Directions for this task — Copy out all lines that hold "name".

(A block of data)
────────────────────────────────────────

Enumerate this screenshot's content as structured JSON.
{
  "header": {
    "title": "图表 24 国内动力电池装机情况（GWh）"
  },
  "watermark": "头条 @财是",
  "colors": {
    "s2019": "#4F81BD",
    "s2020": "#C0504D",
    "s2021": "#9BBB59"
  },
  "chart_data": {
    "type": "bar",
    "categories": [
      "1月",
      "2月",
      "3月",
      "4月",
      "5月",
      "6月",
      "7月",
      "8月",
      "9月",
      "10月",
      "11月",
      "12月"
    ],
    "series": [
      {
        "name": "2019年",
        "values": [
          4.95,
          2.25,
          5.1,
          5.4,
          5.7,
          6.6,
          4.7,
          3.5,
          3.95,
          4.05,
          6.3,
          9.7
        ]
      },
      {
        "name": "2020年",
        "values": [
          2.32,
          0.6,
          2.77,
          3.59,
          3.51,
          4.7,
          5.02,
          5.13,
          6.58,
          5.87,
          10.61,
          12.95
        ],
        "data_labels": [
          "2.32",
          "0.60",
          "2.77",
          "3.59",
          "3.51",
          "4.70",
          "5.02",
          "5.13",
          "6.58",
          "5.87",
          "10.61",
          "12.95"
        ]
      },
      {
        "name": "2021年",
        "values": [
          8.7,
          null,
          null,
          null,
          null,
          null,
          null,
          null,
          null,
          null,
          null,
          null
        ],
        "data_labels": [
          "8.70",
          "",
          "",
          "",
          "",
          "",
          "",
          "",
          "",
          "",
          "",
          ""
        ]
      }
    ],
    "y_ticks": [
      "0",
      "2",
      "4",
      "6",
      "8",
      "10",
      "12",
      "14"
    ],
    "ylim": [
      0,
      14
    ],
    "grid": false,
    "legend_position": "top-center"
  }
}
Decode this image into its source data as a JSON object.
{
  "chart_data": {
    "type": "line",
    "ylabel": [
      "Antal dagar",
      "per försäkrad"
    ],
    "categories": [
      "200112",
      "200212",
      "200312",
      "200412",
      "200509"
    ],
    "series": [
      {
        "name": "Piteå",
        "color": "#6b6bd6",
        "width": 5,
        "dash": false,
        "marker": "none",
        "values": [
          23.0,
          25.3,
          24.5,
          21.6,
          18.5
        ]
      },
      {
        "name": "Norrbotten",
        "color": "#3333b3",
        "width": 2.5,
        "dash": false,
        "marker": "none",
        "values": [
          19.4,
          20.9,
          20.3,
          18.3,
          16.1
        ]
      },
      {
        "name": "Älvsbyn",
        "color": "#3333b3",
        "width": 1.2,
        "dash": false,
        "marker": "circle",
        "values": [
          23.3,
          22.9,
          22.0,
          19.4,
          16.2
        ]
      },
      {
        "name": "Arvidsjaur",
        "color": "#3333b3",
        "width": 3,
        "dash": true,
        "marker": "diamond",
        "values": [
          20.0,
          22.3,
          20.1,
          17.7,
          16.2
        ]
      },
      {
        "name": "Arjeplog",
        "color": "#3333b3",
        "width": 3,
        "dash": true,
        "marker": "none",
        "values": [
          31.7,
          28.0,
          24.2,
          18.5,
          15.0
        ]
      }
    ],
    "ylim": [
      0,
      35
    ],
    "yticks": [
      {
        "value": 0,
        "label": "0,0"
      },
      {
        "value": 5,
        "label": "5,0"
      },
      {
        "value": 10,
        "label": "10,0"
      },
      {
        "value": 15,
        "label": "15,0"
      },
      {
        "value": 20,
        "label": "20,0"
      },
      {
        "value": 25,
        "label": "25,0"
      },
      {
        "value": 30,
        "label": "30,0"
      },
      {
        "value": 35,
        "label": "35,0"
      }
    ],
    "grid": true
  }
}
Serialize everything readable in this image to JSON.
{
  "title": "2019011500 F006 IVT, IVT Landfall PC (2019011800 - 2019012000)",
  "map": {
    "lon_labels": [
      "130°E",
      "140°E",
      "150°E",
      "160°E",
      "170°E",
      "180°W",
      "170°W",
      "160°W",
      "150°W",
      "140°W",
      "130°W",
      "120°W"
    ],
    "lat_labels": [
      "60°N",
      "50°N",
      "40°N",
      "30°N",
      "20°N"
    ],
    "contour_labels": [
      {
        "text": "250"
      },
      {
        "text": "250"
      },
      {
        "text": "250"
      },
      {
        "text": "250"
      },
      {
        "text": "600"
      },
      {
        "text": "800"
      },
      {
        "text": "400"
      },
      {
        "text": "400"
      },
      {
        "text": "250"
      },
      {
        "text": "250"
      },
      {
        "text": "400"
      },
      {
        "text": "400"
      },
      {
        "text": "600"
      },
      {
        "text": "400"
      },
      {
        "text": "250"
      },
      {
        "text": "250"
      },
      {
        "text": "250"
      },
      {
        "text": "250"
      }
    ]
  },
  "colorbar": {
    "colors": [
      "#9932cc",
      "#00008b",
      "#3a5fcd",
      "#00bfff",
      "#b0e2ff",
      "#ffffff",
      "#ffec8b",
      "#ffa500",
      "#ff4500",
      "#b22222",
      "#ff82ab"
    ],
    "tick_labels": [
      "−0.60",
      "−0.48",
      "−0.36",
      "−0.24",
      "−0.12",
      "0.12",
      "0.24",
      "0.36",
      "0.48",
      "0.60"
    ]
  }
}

────────────────────────────────────────

Expected answer —
        "name": "2019年",
        "name": "2020年",
        "name": "2021年",
        "name": "Piteå",
        "name": "Norrbotten",
        "name": "Älvsbyn",
        "name": "Arvidsjaur",
        "name": "Arjeplog",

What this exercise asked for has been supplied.